## Directions:
Make an exact copy of all the entries below, with the pictures left out.

## The data:
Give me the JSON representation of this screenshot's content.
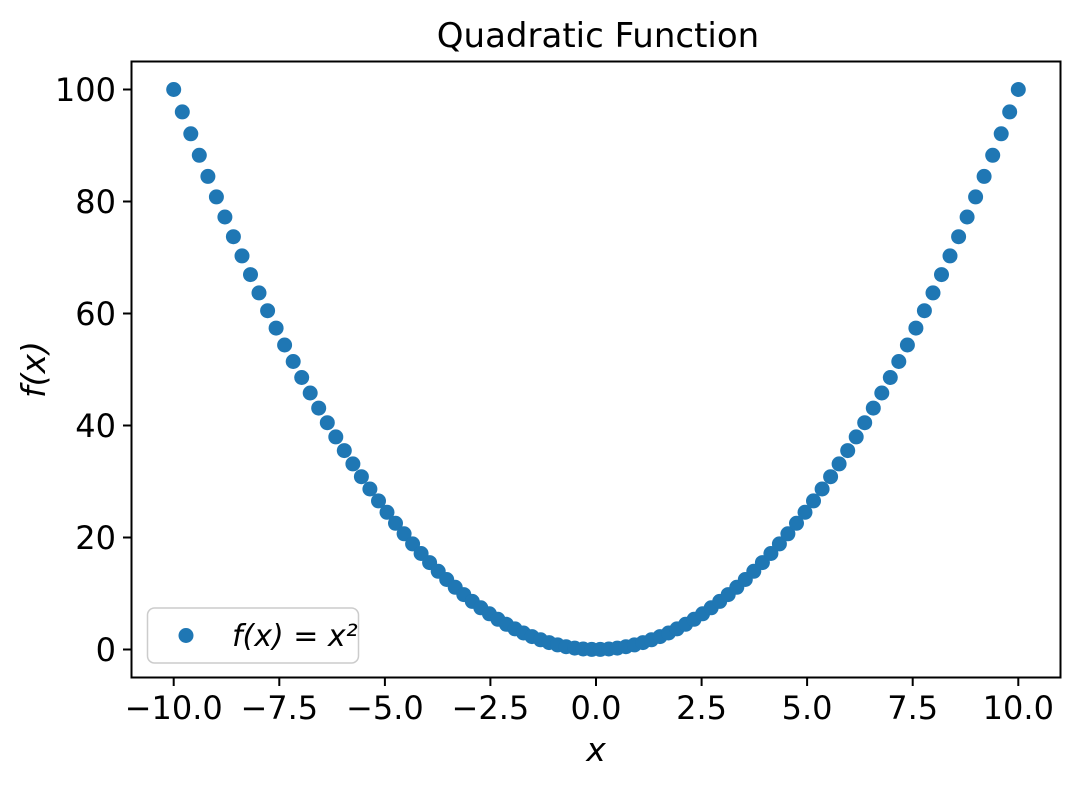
{
  "figure": {
    "background": "#ffffff",
    "text_color": "#000000",
    "spine_color": "#000000",
    "legend_border_color": "#cccccc"
  },
  "chart_data": {
    "type": "scatter",
    "title": "Quadratic Function",
    "xlabel": "x",
    "ylabel": "f(x)",
    "xlim": [
      -11,
      11
    ],
    "ylim": [
      -5,
      105
    ],
    "xticks": [
      -10,
      -7.5,
      -5,
      -2.5,
      0,
      2.5,
      5,
      7.5,
      10
    ],
    "xtick_labels": [
      "−10.0",
      "−7.5",
      "−5.0",
      "−2.5",
      "0.0",
      "2.5",
      "5.0",
      "7.5",
      "10.0"
    ],
    "yticks": [
      0,
      20,
      40,
      60,
      80,
      100
    ],
    "ytick_labels": [
      "0",
      "20",
      "40",
      "60",
      "80",
      "100"
    ],
    "grid": false,
    "legend": {
      "position": "lower left",
      "entries": [
        {
          "label": "f(x) = x²",
          "marker": "circle",
          "color": "#1f77b4"
        }
      ]
    },
    "series": [
      {
        "name": "f(x) = x²",
        "marker": "circle",
        "color": "#1f77b4",
        "x": [
          -10.0,
          -9.798,
          -9.596,
          -9.3939,
          -9.1919,
          -8.9899,
          -8.7879,
          -8.5859,
          -8.3838,
          -8.1818,
          -7.9798,
          -7.7778,
          -7.5758,
          -7.3737,
          -7.1717,
          -6.9697,
          -6.7677,
          -6.5657,
          -6.3636,
          -6.1616,
          -5.9596,
          -5.7576,
          -5.5556,
          -5.3535,
          -5.1515,
          -4.9495,
          -4.7475,
          -4.5455,
          -4.3434,
          -4.1414,
          -3.9394,
          -3.7374,
          -3.5354,
          -3.3333,
          -3.1313,
          -2.9293,
          -2.7273,
          -2.5253,
          -2.3232,
          -2.1212,
          -1.9192,
          -1.7172,
          -1.5152,
          -1.3131,
          -1.1111,
          -0.9091,
          -0.7071,
          -0.5051,
          -0.303,
          -0.101,
          0.101,
          0.303,
          0.5051,
          0.7071,
          0.9091,
          1.1111,
          1.3131,
          1.5152,
          1.7172,
          1.9192,
          2.1212,
          2.3232,
          2.5253,
          2.7273,
          2.9293,
          3.1313,
          3.3333,
          3.5354,
          3.7374,
          3.9394,
          4.1414,
          4.3434,
          4.5455,
          4.7475,
          4.9495,
          5.1515,
          5.3535,
          5.5556,
          5.7576,
          5.9596,
          6.1616,
          6.3636,
          6.5657,
          6.7677,
          6.9697,
          7.1717,
          7.3737,
          7.5758,
          7.7778,
          7.9798,
          8.1818,
          8.3838,
          8.5859,
          8.7879,
          8.9899,
          9.1919,
          9.3939,
          9.596,
          9.798,
          10.0
        ],
        "y": [
          100.0,
          96.0,
          92.082,
          88.246,
          84.491,
          80.818,
          77.227,
          73.717,
          70.289,
          66.942,
          63.677,
          60.494,
          57.392,
          54.372,
          51.434,
          48.577,
          45.801,
          43.108,
          40.496,
          37.966,
          35.517,
          33.15,
          30.864,
          28.66,
          26.538,
          24.498,
          22.539,
          20.661,
          18.865,
          17.151,
          15.519,
          13.968,
          12.499,
          11.111,
          9.805,
          8.581,
          7.438,
          6.377,
          5.397,
          4.5,
          3.683,
          2.949,
          2.296,
          1.724,
          1.235,
          0.826,
          0.5,
          0.255,
          0.092,
          0.01,
          0.01,
          0.092,
          0.255,
          0.5,
          0.826,
          1.235,
          1.724,
          2.296,
          2.949,
          3.683,
          4.5,
          5.397,
          6.377,
          7.438,
          8.581,
          9.805,
          11.111,
          12.499,
          13.968,
          15.519,
          17.151,
          18.865,
          20.661,
          22.539,
          24.498,
          26.538,
          28.66,
          30.864,
          33.15,
          35.517,
          37.966,
          40.496,
          43.108,
          45.801,
          48.577,
          51.434,
          54.372,
          57.392,
          60.494,
          63.677,
          66.942,
          70.289,
          73.717,
          77.227,
          80.818,
          84.491,
          88.246,
          92.082,
          96.0,
          100.0
        ]
      }
    ]
  }
}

## Worked solution:
Give me the JSON representation of this screenshot's content.
{
  "figure": {
    "background": "#ffffff",
    "text_color": "#000000",
    "spine_color": "#000000",
    "legend_border_color": "#cccccc"
  },
  "chart_data": {
    "type": "scatter",
    "title": "Quadratic Function",
    "xlabel": "x",
    "ylabel": "f(x)",
    "xlim": [
      -11,
      11
    ],
    "ylim": [
      -5,
      105
    ],
    "xticks": [
      -10,
      -7.5,
      -5,
      -2.5,
      0,
      2.5,
      5,
      7.5,
      10
    ],
    "xtick_labels": [
      "−10.0",
      "−7.5",
      "−5.0",
      "−2.5",
      "0.0",
      "2.5",
      "5.0",
      "7.5",
      "10.0"
    ],
    "yticks": [
      0,
      20,
      40,
      60,
      80,
      100
    ],
    "ytick_labels": [
      "0",
      "20",
      "40",
      "60",
      "80",
      "100"
    ],
    "grid": false,
    "legend": {
      "position": "lower left",
      "entries": [
        {
          "label": "f(x) = x²",
          "marker": "circle",
          "color": "#1f77b4"
        }
      ]
    },
    "series": [
      {
        "name": "f(x) = x²",
        "marker": "circle",
        "color": "#1f77b4",
        "x": [
          -10.0,
          -9.798,
          -9.596,
          -9.3939,
          -9.1919,
          -8.9899,
          -8.7879,
          -8.5859,
          -8.3838,
          -8.1818,
          -7.9798,
          -7.7778,
          -7.5758,
          -7.3737,
          -7.1717,
          -6.9697,
          -6.7677,
          -6.5657,
          -6.3636,
          -6.1616,
          -5.9596,
          -5.7576,
          -5.5556,
          -5.3535,
          -5.1515,
          -4.9495,
          -4.7475,
          -4.5455,
          -4.3434,
          -4.1414,
          -3.9394,
          -3.7374,
          -3.5354,
          -3.3333,
          -3.1313,
          -2.9293,
          -2.7273,
          -2.5253,
          -2.3232,
          -2.1212,
          -1.9192,
          -1.7172,
          -1.5152,
          -1.3131,
          -1.1111,
          -0.9091,
          -0.7071,
          -0.5051,
          -0.303,
          -0.101,
          0.101,
          0.303,
          0.5051,
          0.7071,
          0.9091,
          1.1111,
          1.3131,
          1.5152,
          1.7172,
          1.9192,
          2.1212,
          2.3232,
          2.5253,
          2.7273,
          2.9293,
          3.1313,
          3.3333,
          3.5354,
          3.7374,
          3.9394,
          4.1414,
          4.3434,
          4.5455,
          4.7475,
          4.9495,
          5.1515,
          5.3535,
          5.5556,
          5.7576,
          5.9596,
          6.1616,
          6.3636,
          6.5657,
          6.7677,
          6.9697,
          7.1717,
          7.3737,
          7.5758,
          7.7778,
          7.9798,
          8.1818,
          8.3838,
          8.5859,
          8.7879,
          8.9899,
          9.1919,
          9.3939,
          9.596,
          9.798,
          10.0
        ],
        "y": [
          100.0,
          96.0,
          92.082,
          88.246,
          84.491,
          80.818,
          77.227,
          73.717,
          70.289,
          66.942,
          63.677,
          60.494,
          57.392,
          54.372,
          51.434,
          48.577,
          45.801,
          43.108,
          40.496,
          37.966,
          35.517,
          33.15,
          30.864,
          28.66,
          26.538,
          24.498,
          22.539,
          20.661,
          18.865,
          17.151,
          15.519,
          13.968,
          12.499,
          11.111,
          9.805,
          8.581,
          7.438,
          6.377,
          5.397,
          4.5,
          3.683,
          2.949,
          2.296,
          1.724,
          1.235,
          0.826,
          0.5,
          0.255,
          0.092,
          0.01,
          0.01,
          0.092,
          0.255,
          0.5,
          0.826,
          1.235,
          1.724,
          2.296,
          2.949,
          3.683,
          4.5,
          5.397,
          6.377,
          7.438,
          8.581,
          9.805,
          11.111,
          12.499,
          13.968,
          15.519,
          17.151,
          18.865,
          20.661,
          22.539,
          24.498,
          26.538,
          28.66,
          30.864,
          33.15,
          35.517,
          37.966,
          40.496,
          43.108,
          45.801,
          48.577,
          51.434,
          54.372,
          57.392,
          60.494,
          63.677,
          66.942,
          70.289,
          73.717,
          77.227,
          80.818,
          84.491,
          88.246,
          92.082,
          96.0,
          100.0
        ]
      }
    ]
  }
}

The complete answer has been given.